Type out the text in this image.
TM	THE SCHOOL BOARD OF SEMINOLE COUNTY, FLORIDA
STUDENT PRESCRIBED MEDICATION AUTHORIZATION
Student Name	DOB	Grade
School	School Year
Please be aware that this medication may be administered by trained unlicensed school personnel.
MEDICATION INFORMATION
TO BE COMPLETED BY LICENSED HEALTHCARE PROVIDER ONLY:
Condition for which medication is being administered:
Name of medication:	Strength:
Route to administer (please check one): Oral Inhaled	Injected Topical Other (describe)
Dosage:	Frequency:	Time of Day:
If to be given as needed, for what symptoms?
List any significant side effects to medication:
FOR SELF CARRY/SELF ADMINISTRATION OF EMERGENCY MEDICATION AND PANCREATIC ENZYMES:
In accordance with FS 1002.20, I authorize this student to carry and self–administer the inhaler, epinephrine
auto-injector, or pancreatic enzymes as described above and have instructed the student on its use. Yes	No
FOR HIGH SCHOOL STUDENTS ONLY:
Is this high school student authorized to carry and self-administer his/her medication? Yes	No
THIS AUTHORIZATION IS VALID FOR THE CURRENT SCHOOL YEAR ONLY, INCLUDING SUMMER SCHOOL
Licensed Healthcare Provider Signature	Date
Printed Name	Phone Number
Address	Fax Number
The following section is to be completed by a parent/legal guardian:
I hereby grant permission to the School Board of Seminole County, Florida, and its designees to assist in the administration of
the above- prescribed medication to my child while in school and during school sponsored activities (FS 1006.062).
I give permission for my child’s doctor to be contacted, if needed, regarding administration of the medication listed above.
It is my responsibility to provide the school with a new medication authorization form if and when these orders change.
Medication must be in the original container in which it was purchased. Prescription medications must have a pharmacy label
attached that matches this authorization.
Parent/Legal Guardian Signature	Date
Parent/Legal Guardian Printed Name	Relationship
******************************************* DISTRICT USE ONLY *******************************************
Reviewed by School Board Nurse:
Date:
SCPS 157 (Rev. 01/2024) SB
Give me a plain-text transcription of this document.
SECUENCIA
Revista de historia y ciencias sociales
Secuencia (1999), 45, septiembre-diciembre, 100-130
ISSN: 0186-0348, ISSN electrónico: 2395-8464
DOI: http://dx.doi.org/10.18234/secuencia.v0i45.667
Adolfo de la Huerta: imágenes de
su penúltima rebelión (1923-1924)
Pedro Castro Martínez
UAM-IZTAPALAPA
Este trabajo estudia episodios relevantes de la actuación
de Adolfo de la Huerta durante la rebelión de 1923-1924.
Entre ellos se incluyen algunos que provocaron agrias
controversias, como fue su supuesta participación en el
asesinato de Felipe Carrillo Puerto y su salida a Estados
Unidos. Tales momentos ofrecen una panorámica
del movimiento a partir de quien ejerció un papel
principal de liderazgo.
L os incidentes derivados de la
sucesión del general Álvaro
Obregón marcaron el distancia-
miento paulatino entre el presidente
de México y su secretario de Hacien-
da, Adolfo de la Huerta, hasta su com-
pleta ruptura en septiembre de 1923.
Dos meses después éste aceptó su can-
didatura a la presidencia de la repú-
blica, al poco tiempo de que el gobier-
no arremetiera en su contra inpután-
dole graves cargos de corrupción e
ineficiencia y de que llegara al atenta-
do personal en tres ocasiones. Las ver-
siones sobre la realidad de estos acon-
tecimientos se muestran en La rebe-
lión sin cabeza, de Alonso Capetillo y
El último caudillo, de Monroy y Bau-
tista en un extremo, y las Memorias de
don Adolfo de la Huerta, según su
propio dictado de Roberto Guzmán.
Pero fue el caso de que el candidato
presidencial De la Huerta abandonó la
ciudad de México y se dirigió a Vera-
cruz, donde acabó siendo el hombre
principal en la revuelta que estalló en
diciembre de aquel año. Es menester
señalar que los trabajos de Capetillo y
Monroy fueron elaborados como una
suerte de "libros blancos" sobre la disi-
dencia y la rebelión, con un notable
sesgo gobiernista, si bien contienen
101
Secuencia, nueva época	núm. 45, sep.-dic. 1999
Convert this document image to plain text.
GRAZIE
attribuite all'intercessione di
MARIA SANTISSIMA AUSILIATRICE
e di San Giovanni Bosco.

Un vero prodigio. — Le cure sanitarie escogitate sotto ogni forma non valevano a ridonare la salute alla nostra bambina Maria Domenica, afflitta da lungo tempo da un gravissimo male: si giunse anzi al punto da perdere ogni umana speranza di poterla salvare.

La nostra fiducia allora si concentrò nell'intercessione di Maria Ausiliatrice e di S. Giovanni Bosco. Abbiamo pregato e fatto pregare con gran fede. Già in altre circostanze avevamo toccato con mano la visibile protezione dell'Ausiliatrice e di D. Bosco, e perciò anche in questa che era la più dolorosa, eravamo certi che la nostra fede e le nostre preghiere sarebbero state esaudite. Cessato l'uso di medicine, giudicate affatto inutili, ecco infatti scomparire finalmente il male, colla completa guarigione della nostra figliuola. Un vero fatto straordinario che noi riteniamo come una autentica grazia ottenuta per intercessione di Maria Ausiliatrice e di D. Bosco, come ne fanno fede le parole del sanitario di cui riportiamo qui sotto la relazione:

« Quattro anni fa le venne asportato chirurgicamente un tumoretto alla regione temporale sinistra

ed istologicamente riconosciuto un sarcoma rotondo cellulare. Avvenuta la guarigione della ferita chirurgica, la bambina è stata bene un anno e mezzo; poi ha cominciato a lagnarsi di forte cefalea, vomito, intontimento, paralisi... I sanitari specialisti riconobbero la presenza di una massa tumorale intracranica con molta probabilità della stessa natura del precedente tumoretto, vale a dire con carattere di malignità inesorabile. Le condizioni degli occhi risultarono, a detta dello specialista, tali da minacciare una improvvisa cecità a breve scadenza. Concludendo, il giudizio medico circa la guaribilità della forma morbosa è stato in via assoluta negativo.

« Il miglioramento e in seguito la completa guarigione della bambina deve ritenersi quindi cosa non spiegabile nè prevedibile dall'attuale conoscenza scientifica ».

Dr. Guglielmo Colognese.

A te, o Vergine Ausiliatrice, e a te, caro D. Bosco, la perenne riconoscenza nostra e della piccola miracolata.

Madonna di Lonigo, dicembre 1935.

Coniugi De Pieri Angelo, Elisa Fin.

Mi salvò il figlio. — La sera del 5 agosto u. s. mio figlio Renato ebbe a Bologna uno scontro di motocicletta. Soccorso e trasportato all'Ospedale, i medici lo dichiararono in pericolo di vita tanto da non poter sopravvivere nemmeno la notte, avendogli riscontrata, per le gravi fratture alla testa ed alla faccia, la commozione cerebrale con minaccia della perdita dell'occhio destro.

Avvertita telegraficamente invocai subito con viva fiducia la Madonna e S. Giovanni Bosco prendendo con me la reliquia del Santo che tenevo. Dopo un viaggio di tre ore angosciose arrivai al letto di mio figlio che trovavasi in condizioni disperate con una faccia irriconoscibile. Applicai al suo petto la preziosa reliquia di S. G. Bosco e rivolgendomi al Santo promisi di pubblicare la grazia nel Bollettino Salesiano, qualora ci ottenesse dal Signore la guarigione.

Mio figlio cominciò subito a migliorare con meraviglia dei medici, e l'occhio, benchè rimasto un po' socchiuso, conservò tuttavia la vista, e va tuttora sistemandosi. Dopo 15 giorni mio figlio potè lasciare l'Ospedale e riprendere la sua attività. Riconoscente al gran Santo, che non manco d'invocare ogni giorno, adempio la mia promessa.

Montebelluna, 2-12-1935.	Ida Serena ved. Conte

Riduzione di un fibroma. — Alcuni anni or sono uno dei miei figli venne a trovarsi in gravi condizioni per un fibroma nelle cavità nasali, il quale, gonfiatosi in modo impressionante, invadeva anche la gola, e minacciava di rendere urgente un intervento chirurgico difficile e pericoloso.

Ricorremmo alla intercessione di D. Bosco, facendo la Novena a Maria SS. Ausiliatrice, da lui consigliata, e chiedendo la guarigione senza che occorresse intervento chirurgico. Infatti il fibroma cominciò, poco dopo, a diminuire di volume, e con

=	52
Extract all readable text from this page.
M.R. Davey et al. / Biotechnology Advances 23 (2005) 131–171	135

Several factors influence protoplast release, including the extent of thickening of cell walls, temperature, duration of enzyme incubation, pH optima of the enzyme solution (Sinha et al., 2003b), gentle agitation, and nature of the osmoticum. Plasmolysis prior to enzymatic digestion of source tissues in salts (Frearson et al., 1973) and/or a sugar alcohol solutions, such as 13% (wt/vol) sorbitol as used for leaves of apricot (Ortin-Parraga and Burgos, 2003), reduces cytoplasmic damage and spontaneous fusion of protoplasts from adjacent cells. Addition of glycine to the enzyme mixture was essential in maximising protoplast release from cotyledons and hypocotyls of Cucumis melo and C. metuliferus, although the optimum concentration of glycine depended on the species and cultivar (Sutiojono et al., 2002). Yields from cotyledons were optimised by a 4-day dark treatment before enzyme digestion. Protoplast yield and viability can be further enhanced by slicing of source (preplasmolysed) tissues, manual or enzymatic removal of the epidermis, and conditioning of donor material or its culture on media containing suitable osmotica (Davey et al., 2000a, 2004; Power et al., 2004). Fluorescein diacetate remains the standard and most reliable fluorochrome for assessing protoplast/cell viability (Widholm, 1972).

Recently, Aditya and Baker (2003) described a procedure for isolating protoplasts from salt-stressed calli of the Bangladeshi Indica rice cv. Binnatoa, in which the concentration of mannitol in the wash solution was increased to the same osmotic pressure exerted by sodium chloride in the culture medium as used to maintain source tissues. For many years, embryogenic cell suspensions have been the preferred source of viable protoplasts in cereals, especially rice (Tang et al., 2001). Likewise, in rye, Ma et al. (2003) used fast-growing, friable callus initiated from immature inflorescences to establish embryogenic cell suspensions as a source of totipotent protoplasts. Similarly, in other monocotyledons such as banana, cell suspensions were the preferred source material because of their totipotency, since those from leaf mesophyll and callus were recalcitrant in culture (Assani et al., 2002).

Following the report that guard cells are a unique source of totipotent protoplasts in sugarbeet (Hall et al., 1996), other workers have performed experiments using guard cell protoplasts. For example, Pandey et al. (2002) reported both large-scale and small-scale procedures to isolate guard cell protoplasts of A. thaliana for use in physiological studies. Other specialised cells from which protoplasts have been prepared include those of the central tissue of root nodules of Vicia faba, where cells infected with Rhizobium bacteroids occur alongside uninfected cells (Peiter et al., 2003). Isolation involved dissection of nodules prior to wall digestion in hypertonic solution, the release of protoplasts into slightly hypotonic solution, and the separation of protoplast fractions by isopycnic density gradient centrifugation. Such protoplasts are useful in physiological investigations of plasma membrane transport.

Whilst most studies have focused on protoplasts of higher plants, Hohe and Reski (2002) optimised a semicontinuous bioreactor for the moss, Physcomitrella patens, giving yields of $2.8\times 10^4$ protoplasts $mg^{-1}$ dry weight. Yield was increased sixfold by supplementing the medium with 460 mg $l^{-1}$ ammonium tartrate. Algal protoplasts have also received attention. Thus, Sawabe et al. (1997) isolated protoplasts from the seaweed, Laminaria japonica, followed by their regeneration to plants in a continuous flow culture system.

= = = = = = =

= TRY IT =
What is needed is every line from the data above that includes the string "fiducia", copied out.

= SOLUTION =
La nostra fiducia allora si concentrò nell'intercessione di Maria Ausiliatrice e di S. Giovanni Bosco. Abbiamo pregato e fatto pregare con gran fede. Già in altre circostanze avevamo toccato con mano la visibile protezione dell'Ausiliatrice e di D. Bosco, e perciò anche in questa che era la più dolorosa, eravamo certi che la nostra fede e le nostre preghiere sarebbero state esaudite. Cessato l'uso di medicine, giudicate affatto inutili, ecco infatti scomparire finalmente il male, colla completa guarigione della nostra figliuola. Un vero fatto straordinario che noi riteniamo come una autentica grazia ottenuta per intercessione di Maria Ausiliatrice e di D. Bosco, come ne fanno fede le parole del sanitario di cui riportiamo qui sotto la relazione:
Avvertita telegraficamente invocai subito con viva fiducia la Madonna e S. Giovanni Bosco prendendo con me la reliquia del Santo che tenevo. Dopo un viaggio di tre ore angosciose arrivai al letto di mio figlio che trovavasi in condizioni disperate con una faccia irriconoscibile. Applicai al suo petto la preziosa reliquia di S. G. Bosco e rivolgendomi al Santo promisi di pubblicare la grazia nel Bollettino Salesiano, qualora ci ottenesse dal Signore la guarigione.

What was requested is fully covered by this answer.